GIVEN REQUEST:
Wherever the word "direct" appears in a line, extract that line.

========================================

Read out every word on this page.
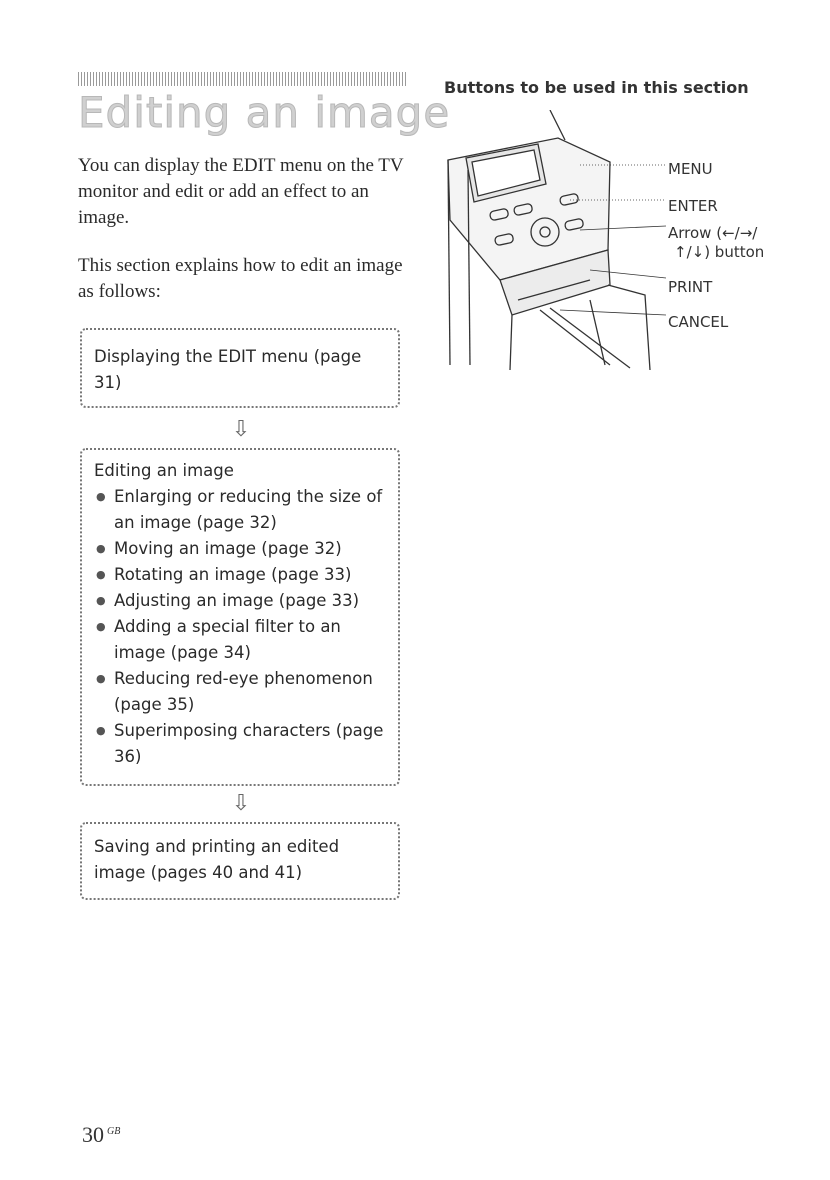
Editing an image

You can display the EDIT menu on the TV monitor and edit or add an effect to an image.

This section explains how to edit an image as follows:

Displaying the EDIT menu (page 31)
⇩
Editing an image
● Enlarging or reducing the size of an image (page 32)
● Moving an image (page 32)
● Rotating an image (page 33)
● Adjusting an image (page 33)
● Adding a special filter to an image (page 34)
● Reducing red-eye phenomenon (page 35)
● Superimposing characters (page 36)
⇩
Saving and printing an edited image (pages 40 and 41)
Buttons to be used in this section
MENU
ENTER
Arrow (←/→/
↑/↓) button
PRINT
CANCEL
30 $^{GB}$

========================================

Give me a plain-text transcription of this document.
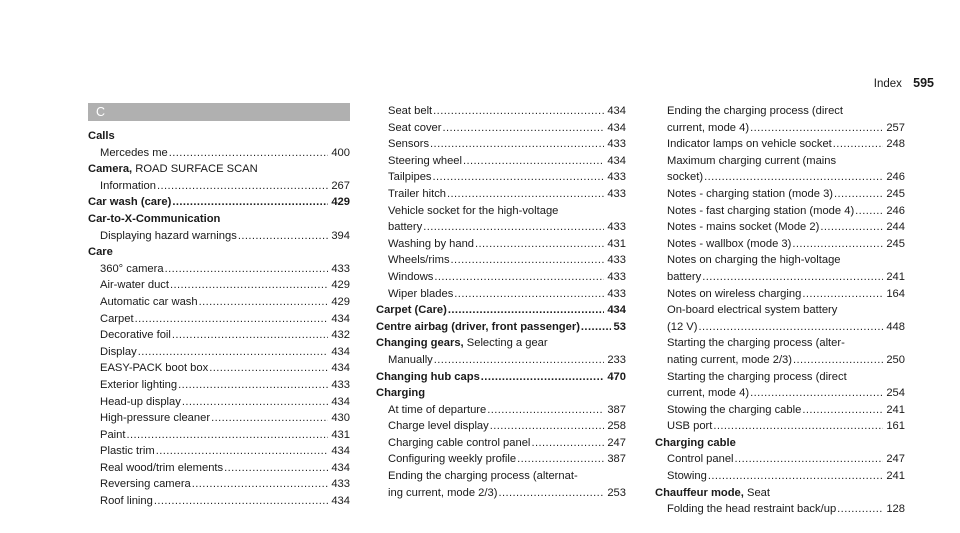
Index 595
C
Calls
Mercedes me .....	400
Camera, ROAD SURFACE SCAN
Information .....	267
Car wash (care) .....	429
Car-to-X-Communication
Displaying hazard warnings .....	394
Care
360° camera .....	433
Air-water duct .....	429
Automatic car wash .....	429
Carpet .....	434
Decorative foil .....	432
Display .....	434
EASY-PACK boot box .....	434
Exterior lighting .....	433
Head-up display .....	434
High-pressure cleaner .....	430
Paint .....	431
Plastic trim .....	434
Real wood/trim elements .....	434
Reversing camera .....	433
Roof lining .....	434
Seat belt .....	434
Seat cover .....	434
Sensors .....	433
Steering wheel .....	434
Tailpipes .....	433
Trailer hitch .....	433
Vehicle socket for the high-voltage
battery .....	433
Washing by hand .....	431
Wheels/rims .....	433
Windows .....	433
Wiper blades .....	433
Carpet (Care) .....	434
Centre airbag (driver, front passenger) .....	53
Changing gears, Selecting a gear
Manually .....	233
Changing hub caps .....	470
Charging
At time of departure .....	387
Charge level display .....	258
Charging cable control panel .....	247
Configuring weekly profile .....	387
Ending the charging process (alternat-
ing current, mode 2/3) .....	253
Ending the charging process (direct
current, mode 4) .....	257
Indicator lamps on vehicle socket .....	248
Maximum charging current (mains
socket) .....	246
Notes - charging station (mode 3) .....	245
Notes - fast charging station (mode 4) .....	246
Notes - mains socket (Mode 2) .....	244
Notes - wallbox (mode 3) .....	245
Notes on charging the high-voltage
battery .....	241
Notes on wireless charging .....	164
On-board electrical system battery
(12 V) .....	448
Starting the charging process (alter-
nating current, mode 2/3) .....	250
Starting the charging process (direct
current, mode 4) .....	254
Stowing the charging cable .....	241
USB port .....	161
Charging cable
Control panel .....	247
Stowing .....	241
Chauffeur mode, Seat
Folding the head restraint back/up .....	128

========================================

RIGHT ANSWER:
Ending the charging process (direct
Starting the charging process (direct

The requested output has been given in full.